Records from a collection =
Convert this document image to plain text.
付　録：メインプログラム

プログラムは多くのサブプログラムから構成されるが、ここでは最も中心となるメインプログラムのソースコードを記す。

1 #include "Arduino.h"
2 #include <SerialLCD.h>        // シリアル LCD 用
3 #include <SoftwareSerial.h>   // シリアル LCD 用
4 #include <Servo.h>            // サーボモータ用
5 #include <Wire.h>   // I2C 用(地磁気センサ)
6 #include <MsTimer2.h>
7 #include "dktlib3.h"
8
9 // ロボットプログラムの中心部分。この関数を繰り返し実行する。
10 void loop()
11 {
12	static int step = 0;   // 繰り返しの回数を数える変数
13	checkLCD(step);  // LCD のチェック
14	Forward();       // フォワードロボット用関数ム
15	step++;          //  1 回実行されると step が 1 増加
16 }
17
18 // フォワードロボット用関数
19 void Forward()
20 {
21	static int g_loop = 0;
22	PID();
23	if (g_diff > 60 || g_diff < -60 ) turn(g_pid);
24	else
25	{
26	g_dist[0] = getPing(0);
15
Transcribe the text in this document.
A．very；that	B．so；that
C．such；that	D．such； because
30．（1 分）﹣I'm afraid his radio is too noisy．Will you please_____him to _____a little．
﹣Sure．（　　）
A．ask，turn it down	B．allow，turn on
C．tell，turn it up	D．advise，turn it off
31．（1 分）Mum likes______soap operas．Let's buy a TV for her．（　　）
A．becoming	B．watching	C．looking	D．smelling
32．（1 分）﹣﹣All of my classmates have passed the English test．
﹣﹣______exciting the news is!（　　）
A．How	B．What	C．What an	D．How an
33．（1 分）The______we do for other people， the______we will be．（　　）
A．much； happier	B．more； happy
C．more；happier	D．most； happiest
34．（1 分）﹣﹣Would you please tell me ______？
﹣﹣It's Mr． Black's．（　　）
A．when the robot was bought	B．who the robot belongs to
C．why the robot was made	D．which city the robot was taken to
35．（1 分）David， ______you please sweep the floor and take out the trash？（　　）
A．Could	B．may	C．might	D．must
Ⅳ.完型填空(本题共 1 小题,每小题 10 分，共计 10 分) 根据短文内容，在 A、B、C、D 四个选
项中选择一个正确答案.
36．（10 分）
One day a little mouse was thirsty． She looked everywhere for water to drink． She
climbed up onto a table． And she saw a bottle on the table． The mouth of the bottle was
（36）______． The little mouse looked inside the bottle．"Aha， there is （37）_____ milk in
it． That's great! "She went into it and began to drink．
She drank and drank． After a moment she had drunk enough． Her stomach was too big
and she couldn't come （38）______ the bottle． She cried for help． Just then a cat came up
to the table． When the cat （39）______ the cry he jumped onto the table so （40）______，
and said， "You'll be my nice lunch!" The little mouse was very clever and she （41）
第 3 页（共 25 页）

SET EXERCISE = Locate each line containing the string "this" and show it.

RESPONSE BELOW =
Convert this document image to plain text.
Transcribe the text in this document.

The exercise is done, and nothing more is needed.